- _Try it_:
Please return every line of the records below that holds the word "copies".

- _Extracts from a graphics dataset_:
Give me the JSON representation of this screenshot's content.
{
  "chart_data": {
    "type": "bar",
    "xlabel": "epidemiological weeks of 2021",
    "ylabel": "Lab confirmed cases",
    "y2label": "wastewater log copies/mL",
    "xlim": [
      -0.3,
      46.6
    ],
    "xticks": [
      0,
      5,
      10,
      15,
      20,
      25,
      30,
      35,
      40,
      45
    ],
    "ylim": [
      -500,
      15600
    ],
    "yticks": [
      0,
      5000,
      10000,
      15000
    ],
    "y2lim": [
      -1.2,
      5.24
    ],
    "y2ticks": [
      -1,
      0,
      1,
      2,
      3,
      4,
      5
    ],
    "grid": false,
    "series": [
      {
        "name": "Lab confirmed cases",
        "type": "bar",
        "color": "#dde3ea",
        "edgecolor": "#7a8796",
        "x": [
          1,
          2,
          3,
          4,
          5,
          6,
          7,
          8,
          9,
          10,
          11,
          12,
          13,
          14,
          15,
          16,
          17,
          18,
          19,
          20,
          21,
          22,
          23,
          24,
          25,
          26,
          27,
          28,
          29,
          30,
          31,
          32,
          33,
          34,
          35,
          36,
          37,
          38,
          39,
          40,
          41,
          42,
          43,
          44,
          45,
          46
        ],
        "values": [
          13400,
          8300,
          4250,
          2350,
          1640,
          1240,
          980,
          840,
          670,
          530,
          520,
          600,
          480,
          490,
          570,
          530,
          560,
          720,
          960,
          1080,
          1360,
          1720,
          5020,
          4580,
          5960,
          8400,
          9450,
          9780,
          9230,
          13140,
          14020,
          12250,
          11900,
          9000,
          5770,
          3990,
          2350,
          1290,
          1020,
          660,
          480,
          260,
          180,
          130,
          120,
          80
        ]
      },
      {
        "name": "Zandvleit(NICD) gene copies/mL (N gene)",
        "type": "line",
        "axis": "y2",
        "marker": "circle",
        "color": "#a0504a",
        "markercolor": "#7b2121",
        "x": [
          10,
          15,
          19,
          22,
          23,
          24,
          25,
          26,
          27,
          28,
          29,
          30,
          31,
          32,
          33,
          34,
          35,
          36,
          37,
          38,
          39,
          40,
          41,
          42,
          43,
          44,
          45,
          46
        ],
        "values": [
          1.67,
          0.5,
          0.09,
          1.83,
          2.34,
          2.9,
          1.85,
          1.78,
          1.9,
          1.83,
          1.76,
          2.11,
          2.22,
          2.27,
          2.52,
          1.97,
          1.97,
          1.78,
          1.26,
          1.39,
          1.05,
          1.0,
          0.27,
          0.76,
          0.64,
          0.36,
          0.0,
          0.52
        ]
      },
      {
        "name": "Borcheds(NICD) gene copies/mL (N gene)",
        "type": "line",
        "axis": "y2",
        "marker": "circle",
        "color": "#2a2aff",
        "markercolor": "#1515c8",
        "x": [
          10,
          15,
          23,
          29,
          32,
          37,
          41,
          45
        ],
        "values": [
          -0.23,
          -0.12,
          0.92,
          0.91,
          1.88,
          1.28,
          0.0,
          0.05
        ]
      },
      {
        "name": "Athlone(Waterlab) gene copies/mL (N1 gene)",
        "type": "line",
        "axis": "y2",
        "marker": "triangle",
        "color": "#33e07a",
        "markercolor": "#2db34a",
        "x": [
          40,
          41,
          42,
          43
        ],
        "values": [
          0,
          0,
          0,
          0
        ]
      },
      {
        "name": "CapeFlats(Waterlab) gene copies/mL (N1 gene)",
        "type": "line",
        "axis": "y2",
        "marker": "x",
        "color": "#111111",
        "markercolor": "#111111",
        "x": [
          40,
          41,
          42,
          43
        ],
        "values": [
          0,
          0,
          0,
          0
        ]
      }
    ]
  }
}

- _Answer section_:
    "y2label": "wastewater log copies/mL",
        "name": "Zandvleit(NICD) gene copies/mL (N gene)",
        "name": "Borcheds(NICD) gene copies/mL (N gene)",
        "name": "Athlone(Waterlab) gene copies/mL (N1 gene)",
        "name": "CapeFlats(Waterlab) gene copies/mL (N1 gene)",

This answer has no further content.